**WHAT THIS TASK INVOLVES**
Word for word, restate every line of the material.
[Begin ENTRIES PROVIDED]
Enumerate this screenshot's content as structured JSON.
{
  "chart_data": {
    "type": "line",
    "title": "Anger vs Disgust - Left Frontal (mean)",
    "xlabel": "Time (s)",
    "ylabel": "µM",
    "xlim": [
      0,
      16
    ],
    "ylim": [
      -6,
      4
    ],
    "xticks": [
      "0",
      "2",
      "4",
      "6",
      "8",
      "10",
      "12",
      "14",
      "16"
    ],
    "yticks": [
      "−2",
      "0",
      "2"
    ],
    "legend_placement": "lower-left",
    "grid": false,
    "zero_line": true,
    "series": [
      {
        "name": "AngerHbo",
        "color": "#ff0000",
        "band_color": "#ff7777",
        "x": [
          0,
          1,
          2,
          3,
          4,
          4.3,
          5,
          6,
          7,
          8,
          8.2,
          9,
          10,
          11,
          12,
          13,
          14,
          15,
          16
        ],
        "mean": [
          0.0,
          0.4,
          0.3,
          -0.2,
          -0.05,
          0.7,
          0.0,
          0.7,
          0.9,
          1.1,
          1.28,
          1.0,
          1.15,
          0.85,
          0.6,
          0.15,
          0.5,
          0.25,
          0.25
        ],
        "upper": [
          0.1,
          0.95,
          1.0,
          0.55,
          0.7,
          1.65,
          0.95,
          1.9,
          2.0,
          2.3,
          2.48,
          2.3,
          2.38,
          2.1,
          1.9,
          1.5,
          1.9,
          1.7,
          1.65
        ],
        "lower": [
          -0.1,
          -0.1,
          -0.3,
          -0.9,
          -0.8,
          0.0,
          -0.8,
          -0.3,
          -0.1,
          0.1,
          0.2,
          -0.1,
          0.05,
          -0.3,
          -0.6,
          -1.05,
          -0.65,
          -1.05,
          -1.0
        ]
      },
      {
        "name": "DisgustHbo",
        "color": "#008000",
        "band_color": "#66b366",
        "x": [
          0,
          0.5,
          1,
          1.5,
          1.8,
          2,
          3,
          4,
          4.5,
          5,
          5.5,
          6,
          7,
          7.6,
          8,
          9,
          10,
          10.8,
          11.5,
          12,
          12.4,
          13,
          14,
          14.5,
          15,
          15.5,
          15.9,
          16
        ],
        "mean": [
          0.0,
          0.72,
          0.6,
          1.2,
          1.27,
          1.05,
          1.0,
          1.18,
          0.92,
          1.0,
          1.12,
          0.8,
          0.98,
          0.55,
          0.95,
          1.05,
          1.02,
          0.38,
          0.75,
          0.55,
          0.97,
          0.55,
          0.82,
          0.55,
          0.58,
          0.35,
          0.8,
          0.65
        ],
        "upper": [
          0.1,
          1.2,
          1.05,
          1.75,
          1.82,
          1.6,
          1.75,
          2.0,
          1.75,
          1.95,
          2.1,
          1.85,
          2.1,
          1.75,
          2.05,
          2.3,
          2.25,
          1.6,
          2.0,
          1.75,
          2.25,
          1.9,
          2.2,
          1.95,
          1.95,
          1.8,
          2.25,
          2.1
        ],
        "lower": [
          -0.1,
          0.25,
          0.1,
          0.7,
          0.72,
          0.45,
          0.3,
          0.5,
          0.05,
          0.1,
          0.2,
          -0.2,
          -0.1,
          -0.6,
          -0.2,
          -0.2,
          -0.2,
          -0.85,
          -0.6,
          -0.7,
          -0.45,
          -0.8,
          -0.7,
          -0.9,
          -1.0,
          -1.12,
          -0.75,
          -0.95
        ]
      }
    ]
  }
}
[End ENTRIES PROVIDED]
**RESULT OF THIS TASK**
Enumerate this screenshot's content as structured JSON.
{
  "chart_data": {
    "type": "line",
    "title": "Anger vs Disgust - Left Frontal (mean)",
    "xlabel": "Time (s)",
    "ylabel": "µM",
    "xlim": [
      0,
      16
    ],
    "ylim": [
      -6,
      4
    ],
    "xticks": [
      "0",
      "2",
      "4",
      "6",
      "8",
      "10",
      "12",
      "14",
      "16"
    ],
    "yticks": [
      "−2",
      "0",
      "2"
    ],
    "legend_placement": "lower-left",
    "grid": false,
    "zero_line": true,
    "series": [
      {
        "name": "AngerHbo",
        "color": "#ff0000",
        "band_color": "#ff7777",
        "x": [
          0,
          1,
          2,
          3,
          4,
          4.3,
          5,
          6,
          7,
          8,
          8.2,
          9,
          10,
          11,
          12,
          13,
          14,
          15,
          16
        ],
        "mean": [
          0.0,
          0.4,
          0.3,
          -0.2,
          -0.05,
          0.7,
          0.0,
          0.7,
          0.9,
          1.1,
          1.28,
          1.0,
          1.15,
          0.85,
          0.6,
          0.15,
          0.5,
          0.25,
          0.25
        ],
        "upper": [
          0.1,
          0.95,
          1.0,
          0.55,
          0.7,
          1.65,
          0.95,
          1.9,
          2.0,
          2.3,
          2.48,
          2.3,
          2.38,
          2.1,
          1.9,
          1.5,
          1.9,
          1.7,
          1.65
        ],
        "lower": [
          -0.1,
          -0.1,
          -0.3,
          -0.9,
          -0.8,
          0.0,
          -0.8,
          -0.3,
          -0.1,
          0.1,
          0.2,
          -0.1,
          0.05,
          -0.3,
          -0.6,
          -1.05,
          -0.65,
          -1.05,
          -1.0
        ]
      },
      {
        "name": "DisgustHbo",
        "color": "#008000",
        "band_color": "#66b366",
        "x": [
          0,
          0.5,
          1,
          1.5,
          1.8,
          2,
          3,
          4,
          4.5,
          5,
          5.5,
          6,
          7,
          7.6,
          8,
          9,
          10,
          10.8,
          11.5,
          12,
          12.4,
          13,
          14,
          14.5,
          15,
          15.5,
          15.9,
          16
        ],
        "mean": [
          0.0,
          0.72,
          0.6,
          1.2,
          1.27,
          1.05,
          1.0,
          1.18,
          0.92,
          1.0,
          1.12,
          0.8,
          0.98,
          0.55,
          0.95,
          1.05,
          1.02,
          0.38,
          0.75,
          0.55,
          0.97,
          0.55,
          0.82,
          0.55,
          0.58,
          0.35,
          0.8,
          0.65
        ],
        "upper": [
          0.1,
          1.2,
          1.05,
          1.75,
          1.82,
          1.6,
          1.75,
          2.0,
          1.75,
          1.95,
          2.1,
          1.85,
          2.1,
          1.75,
          2.05,
          2.3,
          2.25,
          1.6,
          2.0,
          1.75,
          2.25,
          1.9,
          2.2,
          1.95,
          1.95,
          1.8,
          2.25,
          2.1
        ],
        "lower": [
          -0.1,
          0.25,
          0.1,
          0.7,
          0.72,
          0.45,
          0.3,
          0.5,
          0.05,
          0.1,
          0.2,
          -0.2,
          -0.1,
          -0.6,
          -0.2,
          -0.2,
          -0.2,
          -0.85,
          -0.6,
          -0.7,
          -0.45,
          -0.8,
          -0.7,
          -0.9,
          -1.0,
          -1.12,
          -0.75,
          -0.95
        ]
      }
    ]
  }
}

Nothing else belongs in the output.